What the task asks - The answer should consist of all the records, copied exactly.

Data provided -
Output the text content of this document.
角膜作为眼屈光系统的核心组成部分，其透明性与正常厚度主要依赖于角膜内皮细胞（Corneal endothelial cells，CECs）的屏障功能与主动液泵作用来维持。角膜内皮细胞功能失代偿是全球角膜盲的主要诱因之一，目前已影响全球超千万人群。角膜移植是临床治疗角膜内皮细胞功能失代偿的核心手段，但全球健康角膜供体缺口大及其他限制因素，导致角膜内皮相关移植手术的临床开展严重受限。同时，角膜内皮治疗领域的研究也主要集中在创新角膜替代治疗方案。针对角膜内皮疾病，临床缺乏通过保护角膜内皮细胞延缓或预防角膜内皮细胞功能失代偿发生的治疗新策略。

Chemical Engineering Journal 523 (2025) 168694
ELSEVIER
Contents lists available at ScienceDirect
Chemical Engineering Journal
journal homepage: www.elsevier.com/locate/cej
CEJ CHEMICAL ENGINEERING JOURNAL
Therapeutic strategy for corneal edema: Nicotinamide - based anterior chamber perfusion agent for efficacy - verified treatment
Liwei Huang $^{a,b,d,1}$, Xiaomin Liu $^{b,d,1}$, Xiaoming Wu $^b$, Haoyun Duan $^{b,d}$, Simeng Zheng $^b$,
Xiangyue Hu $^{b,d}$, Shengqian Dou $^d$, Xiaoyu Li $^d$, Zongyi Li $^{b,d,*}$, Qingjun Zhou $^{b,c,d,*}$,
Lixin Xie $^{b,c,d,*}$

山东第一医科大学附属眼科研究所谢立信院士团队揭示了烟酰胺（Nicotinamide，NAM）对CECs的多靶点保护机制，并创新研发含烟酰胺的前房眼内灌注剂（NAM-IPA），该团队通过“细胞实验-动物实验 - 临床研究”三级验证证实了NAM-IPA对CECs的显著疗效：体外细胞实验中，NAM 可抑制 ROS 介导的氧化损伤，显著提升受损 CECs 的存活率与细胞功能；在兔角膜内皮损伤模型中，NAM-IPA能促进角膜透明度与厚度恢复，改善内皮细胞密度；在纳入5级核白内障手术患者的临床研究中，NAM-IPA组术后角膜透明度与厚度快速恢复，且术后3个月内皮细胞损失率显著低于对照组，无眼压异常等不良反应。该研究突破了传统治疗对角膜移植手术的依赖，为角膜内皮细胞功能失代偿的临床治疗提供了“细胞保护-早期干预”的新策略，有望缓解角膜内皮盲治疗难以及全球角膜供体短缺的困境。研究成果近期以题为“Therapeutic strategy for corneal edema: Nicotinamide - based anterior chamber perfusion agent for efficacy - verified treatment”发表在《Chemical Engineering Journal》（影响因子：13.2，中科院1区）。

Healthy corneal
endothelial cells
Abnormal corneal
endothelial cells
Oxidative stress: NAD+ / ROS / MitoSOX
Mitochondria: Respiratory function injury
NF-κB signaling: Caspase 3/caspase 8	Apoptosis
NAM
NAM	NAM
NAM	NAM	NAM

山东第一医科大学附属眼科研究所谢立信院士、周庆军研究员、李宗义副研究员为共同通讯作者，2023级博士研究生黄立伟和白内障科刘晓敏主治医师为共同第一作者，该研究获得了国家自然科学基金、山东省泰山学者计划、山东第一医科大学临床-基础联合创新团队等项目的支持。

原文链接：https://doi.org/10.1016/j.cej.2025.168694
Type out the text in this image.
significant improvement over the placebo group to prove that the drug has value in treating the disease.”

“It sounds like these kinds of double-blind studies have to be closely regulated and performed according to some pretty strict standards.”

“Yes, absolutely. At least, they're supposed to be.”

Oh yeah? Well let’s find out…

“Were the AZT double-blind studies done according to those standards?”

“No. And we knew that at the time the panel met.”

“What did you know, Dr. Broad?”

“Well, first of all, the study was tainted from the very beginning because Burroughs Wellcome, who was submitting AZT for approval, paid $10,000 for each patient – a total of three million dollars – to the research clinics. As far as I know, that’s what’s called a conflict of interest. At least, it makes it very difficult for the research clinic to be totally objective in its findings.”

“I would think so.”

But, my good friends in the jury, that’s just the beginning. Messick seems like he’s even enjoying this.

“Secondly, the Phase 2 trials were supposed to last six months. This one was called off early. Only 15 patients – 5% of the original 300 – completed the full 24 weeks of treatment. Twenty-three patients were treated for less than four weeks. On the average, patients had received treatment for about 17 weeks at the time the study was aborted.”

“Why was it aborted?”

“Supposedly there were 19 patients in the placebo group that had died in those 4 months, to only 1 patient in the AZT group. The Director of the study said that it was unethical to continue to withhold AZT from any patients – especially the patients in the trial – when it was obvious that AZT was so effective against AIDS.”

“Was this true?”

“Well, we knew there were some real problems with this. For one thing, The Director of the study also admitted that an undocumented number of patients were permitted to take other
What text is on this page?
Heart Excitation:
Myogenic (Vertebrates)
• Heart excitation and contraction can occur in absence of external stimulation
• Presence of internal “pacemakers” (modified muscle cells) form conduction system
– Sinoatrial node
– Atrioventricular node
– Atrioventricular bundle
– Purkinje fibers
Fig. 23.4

Output for this exercise -
Output the text content of this document.
角膜作为眼屈光系统的核心组成部分，其透明性与正常厚度主要依赖于角膜内皮细胞（Corneal endothelial cells，CECs）的屏障功能与主动液泵作用来维持。角膜内皮细胞功能失代偿是全球角膜盲的主要诱因之一，目前已影响全球超千万人群。角膜移植是临床治疗角膜内皮细胞功能失代偿的核心手段，但全球健康角膜供体缺口大及其他限制因素，导致角膜内皮相关移植手术的临床开展严重受限。同时，角膜内皮治疗领域的研究也主要集中在创新角膜替代治疗方案。针对角膜内皮疾病，临床缺乏通过保护角膜内皮细胞延缓或预防角膜内皮细胞功能失代偿发生的治疗新策略。

Chemical Engineering Journal 523 (2025) 168694
ELSEVIER
Contents lists available at ScienceDirect
Chemical Engineering Journal
journal homepage: www.elsevier.com/locate/cej
CEJ CHEMICAL ENGINEERING JOURNAL
Therapeutic strategy for corneal edema: Nicotinamide - based anterior chamber perfusion agent for efficacy - verified treatment
Liwei Huang $^{a,b,d,1}$, Xiaomin Liu $^{b,d,1}$, Xiaoming Wu $^b$, Haoyun Duan $^{b,d}$, Simeng Zheng $^b$,
Xiangyue Hu $^{b,d}$, Shengqian Dou $^d$, Xiaoyu Li $^d$, Zongyi Li $^{b,d,*}$, Qingjun Zhou $^{b,c,d,*}$,
Lixin Xie $^{b,c,d,*}$

山东第一医科大学附属眼科研究所谢立信院士团队揭示了烟酰胺（Nicotinamide，NAM）对CECs的多靶点保护机制，并创新研发含烟酰胺的前房眼内灌注剂（NAM-IPA），该团队通过“细胞实验-动物实验 - 临床研究”三级验证证实了NAM-IPA对CECs的显著疗效：体外细胞实验中，NAM 可抑制 ROS 介导的氧化损伤，显著提升受损 CECs 的存活率与细胞功能；在兔角膜内皮损伤模型中，NAM-IPA能促进角膜透明度与厚度恢复，改善内皮细胞密度；在纳入5级核白内障手术患者的临床研究中，NAM-IPA组术后角膜透明度与厚度快速恢复，且术后3个月内皮细胞损失率显著低于对照组，无眼压异常等不良反应。该研究突破了传统治疗对角膜移植手术的依赖，为角膜内皮细胞功能失代偿的临床治疗提供了“细胞保护-早期干预”的新策略，有望缓解角膜内皮盲治疗难以及全球角膜供体短缺的困境。研究成果近期以题为“Therapeutic strategy for corneal edema: Nicotinamide - based anterior chamber perfusion agent for efficacy - verified treatment”发表在《Chemical Engineering Journal》（影响因子：13.2，中科院1区）。

Healthy corneal
endothelial cells
Abnormal corneal
endothelial cells
Oxidative stress: NAD+ / ROS / MitoSOX
Mitochondria: Respiratory function injury
NF-κB signaling: Caspase 3/caspase 8	Apoptosis
NAM
NAM	NAM
NAM	NAM	NAM

山东第一医科大学附属眼科研究所谢立信院士、周庆军研究员、李宗义副研究员为共同通讯作者，2023级博士研究生黄立伟和白内障科刘晓敏主治医师为共同第一作者，该研究获得了国家自然科学基金、山东省泰山学者计划、山东第一医科大学临床-基础联合创新团队等项目的支持。

原文链接：https://doi.org/10.1016/j.cej.2025.168694
Type out the text in this image.
significant improvement over the placebo group to prove that the drug has value in treating the disease.”

“It sounds like these kinds of double-blind studies have to be closely regulated and performed according to some pretty strict standards.”

“Yes, absolutely. At least, they're supposed to be.”

Oh yeah? Well let’s find out…

“Were the AZT double-blind studies done according to those standards?”

“No. And we knew that at the time the panel met.”

“What did you know, Dr. Broad?”

“Well, first of all, the study was tainted from the very beginning because Burroughs Wellcome, who was submitting AZT for approval, paid $10,000 for each patient – a total of three million dollars – to the research clinics. As far as I know, that’s what’s called a conflict of interest. At least, it makes it very difficult for the research clinic to be totally objective in its findings.”

“I would think so.”

But, my good friends in the jury, that’s just the beginning. Messick seems like he’s even enjoying this.

“Secondly, the Phase 2 trials were supposed to last six months. This one was called off early. Only 15 patients – 5% of the original 300 – completed the full 24 weeks of treatment. Twenty-three patients were treated for less than four weeks. On the average, patients had received treatment for about 17 weeks at the time the study was aborted.”

“Why was it aborted?”

“Supposedly there were 19 patients in the placebo group that had died in those 4 months, to only 1 patient in the AZT group. The Director of the study said that it was unethical to continue to withhold AZT from any patients – especially the patients in the trial – when it was obvious that AZT was so effective against AIDS.”

“Was this true?”

“Well, we knew there were some real problems with this. For one thing, The Director of the study also admitted that an undocumented number of patients were permitted to take other
What text is on this page?
Heart Excitation:
Myogenic (Vertebrates)
• Heart excitation and contraction can occur in absence of external stimulation
• Presence of internal “pacemakers” (modified muscle cells) form conduction system
– Sinoatrial node
– Atrioventricular node
– Atrioventricular bundle
– Purkinje fibers
Fig. 23.4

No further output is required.